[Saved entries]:
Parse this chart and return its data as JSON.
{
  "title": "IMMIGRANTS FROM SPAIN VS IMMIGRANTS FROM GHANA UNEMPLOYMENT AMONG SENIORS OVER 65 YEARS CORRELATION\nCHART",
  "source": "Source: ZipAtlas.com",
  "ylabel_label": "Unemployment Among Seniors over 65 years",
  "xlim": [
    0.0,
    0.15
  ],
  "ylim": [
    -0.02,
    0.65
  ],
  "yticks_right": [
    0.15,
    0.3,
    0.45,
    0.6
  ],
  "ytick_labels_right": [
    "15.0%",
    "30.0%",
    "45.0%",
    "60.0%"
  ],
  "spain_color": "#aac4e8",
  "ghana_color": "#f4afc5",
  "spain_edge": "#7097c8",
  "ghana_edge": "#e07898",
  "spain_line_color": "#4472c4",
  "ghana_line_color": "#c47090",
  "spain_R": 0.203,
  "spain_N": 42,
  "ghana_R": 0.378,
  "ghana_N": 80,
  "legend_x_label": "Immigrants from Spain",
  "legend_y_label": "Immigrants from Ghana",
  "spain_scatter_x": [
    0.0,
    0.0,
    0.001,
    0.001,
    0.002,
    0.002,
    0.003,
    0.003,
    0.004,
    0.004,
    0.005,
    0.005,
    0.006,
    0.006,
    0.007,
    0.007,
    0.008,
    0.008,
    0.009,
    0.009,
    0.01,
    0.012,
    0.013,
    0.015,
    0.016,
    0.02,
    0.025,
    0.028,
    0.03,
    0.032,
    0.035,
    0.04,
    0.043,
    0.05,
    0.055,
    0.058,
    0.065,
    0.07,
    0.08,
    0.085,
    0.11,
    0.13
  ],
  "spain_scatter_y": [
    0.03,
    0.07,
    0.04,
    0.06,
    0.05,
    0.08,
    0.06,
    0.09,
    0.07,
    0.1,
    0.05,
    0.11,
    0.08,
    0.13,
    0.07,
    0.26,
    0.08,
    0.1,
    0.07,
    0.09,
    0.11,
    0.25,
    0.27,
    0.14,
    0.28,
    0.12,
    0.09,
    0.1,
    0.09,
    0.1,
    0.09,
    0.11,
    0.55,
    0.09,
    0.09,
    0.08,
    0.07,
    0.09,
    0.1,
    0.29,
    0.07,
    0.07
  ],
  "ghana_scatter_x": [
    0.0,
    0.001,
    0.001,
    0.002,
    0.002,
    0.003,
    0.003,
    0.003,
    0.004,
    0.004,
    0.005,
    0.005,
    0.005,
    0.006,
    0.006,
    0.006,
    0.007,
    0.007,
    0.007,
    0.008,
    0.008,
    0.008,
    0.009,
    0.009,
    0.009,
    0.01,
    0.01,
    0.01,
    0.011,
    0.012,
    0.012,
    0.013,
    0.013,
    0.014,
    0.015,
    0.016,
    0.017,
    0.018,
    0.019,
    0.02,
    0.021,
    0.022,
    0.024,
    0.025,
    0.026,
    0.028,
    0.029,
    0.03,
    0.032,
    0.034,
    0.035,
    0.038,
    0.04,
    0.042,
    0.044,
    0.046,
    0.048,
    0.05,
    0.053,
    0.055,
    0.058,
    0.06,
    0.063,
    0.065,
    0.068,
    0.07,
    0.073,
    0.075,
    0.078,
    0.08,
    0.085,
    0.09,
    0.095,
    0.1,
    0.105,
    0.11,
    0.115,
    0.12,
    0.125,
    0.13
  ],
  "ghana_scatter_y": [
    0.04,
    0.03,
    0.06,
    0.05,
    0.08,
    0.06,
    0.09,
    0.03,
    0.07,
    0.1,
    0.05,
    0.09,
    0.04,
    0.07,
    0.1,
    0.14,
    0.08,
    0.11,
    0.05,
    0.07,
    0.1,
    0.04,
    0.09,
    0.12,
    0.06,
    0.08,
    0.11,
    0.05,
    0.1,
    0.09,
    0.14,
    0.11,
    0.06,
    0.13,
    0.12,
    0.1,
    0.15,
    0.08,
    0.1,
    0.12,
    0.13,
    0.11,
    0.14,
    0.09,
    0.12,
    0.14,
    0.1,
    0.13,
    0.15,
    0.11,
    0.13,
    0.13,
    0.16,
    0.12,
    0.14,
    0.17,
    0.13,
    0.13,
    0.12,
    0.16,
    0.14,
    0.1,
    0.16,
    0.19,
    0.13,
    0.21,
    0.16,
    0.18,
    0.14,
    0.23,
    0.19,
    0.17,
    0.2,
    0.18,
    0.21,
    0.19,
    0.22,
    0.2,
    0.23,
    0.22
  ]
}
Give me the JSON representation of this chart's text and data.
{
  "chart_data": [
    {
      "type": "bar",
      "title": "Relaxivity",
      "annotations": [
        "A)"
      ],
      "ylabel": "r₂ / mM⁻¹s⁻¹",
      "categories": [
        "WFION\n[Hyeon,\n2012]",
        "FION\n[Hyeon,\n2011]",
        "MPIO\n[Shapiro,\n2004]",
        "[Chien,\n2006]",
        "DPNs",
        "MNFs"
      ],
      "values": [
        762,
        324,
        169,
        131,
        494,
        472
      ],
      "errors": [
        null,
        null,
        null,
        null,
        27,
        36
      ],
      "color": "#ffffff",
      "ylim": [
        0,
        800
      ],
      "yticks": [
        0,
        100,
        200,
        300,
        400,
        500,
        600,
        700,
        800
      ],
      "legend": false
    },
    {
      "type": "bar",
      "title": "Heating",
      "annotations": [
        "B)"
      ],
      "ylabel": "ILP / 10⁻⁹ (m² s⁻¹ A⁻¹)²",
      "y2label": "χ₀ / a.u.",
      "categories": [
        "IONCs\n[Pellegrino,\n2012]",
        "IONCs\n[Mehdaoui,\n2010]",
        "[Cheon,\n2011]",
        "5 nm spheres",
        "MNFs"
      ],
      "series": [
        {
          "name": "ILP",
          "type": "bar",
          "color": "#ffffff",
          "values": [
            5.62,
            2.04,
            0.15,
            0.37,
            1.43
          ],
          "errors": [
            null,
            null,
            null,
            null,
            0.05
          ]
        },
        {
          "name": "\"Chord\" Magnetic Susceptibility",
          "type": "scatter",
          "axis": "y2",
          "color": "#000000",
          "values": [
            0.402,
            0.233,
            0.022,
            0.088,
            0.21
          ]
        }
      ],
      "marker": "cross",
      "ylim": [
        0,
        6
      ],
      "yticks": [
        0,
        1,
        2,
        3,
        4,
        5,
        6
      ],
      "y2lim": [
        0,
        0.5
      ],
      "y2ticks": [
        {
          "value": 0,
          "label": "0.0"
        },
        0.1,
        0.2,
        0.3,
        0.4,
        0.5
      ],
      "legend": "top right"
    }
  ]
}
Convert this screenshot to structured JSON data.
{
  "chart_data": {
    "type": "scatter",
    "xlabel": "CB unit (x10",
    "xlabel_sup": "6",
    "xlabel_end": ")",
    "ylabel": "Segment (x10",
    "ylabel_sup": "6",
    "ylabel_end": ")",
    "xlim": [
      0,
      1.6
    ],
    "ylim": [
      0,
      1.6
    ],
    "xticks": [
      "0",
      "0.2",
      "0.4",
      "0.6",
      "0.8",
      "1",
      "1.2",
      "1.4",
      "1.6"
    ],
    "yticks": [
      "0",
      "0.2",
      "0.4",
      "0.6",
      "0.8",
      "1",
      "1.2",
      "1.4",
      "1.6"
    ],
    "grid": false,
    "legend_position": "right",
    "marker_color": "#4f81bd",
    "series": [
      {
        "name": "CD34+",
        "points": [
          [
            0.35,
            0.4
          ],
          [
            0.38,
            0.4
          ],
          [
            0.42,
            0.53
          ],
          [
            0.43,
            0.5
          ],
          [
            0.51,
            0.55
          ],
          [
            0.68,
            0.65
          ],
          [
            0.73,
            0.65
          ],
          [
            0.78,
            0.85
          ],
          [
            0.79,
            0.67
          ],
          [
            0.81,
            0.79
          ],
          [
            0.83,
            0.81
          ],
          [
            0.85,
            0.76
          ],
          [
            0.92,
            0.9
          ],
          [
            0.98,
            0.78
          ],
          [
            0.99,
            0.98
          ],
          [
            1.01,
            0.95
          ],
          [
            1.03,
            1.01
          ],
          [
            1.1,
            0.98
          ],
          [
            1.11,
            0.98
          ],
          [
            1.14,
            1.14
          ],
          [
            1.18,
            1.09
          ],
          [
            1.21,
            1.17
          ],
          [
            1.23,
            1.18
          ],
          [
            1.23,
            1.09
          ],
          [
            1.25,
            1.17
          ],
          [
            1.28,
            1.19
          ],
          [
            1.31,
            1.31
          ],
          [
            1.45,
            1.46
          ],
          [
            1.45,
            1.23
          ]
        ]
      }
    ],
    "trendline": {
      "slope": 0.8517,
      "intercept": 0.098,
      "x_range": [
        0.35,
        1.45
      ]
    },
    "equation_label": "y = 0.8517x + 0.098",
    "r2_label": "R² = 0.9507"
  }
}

[Task requirements]:
Scan the listing above for the word "Hyeon" and show each line where it is found.

[Solved exercise]:
        "WFION\n[Hyeon,\n2012]",
        "FION\n[Hyeon,\n2011]",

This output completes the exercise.